YOUR INSTRUCTIONS: Extract every record, exactly as written, and ignore the pictures.

(Data tied to figure images)
* * * * * * *

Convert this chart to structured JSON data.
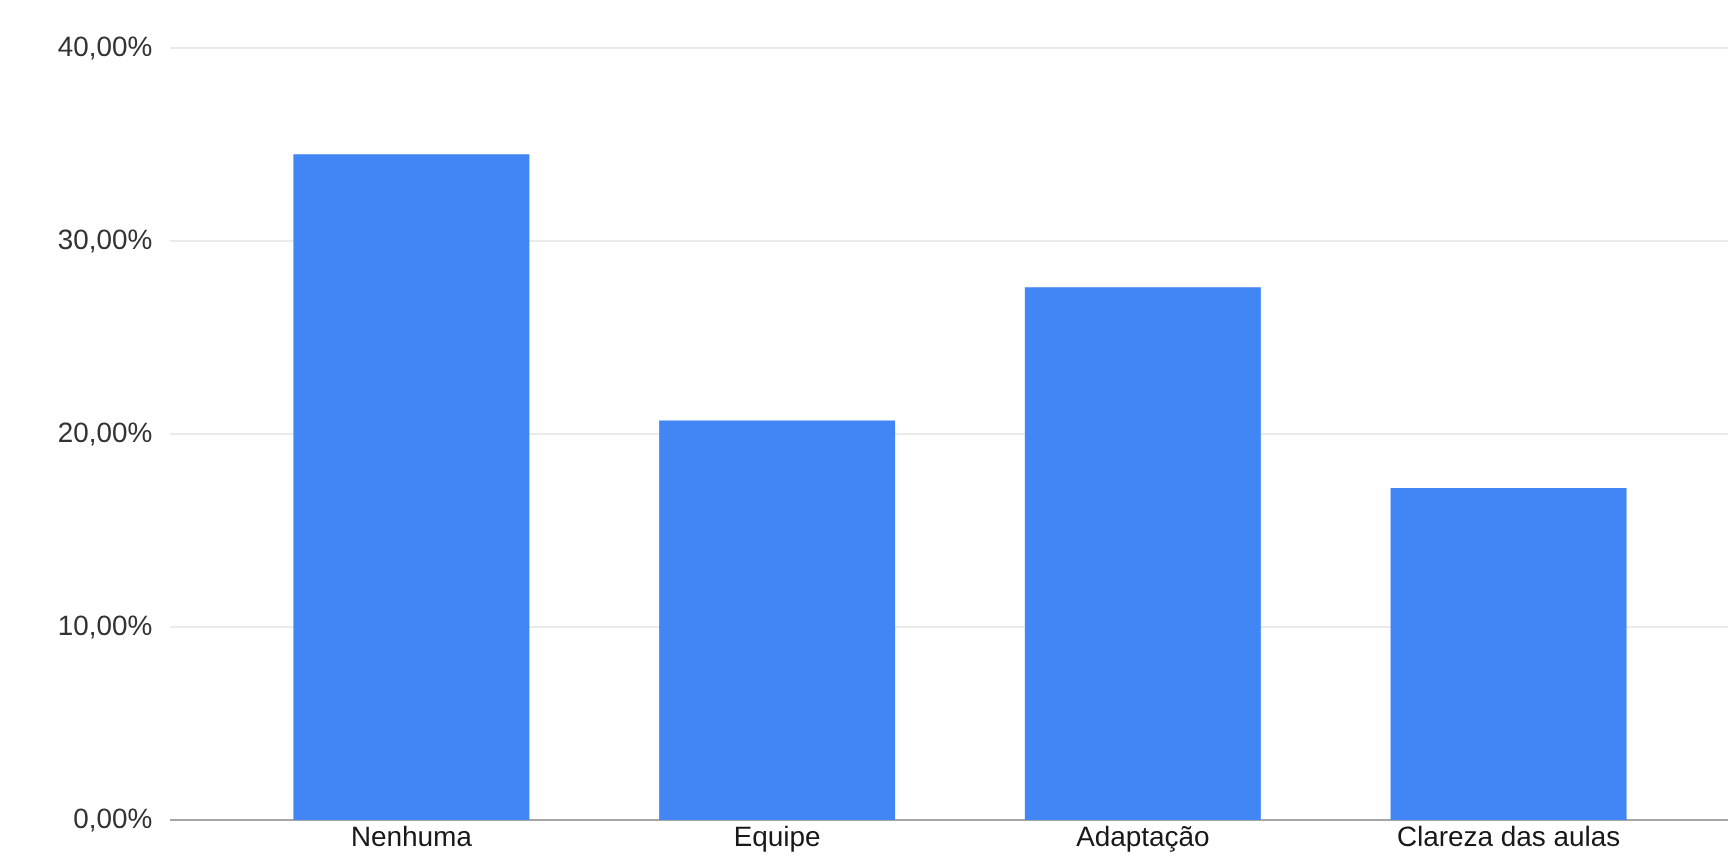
{
  "chart_data": {
    "type": "bar",
    "categories": [
      "Nenhuma",
      "Equipe",
      "Adaptação",
      "Clareza das aulas"
    ],
    "values": [
      34.5,
      20.7,
      27.6,
      17.2
    ],
    "color": "#4285f4",
    "ylim": [
      0,
      40
    ],
    "yticks": [
      {
        "value": 0,
        "label": "0,00%"
      },
      {
        "value": 10,
        "label": "10,00%"
      },
      {
        "value": 20,
        "label": "20,00%"
      },
      {
        "value": 30,
        "label": "30,00%"
      },
      {
        "value": 40,
        "label": "40,00%"
      }
    ],
    "grid": "y"
  }
}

* * * * * * *

REPLY:
Convert this chart to structured JSON data.
{
  "chart_data": {
    "type": "bar",
    "categories": [
      "Nenhuma",
      "Equipe",
      "Adaptação",
      "Clareza das aulas"
    ],
    "values": [
      34.5,
      20.7,
      27.6,
      17.2
    ],
    "color": "#4285f4",
    "ylim": [
      0,
      40
    ],
    "yticks": [
      {
        "value": 0,
        "label": "0,00%"
      },
      {
        "value": 10,
        "label": "10,00%"
      },
      {
        "value": 20,
        "label": "20,00%"
      },
      {
        "value": 30,
        "label": "30,00%"
      },
      {
        "value": 40,
        "label": "40,00%"
      }
    ],
    "grid": "y"
  }
}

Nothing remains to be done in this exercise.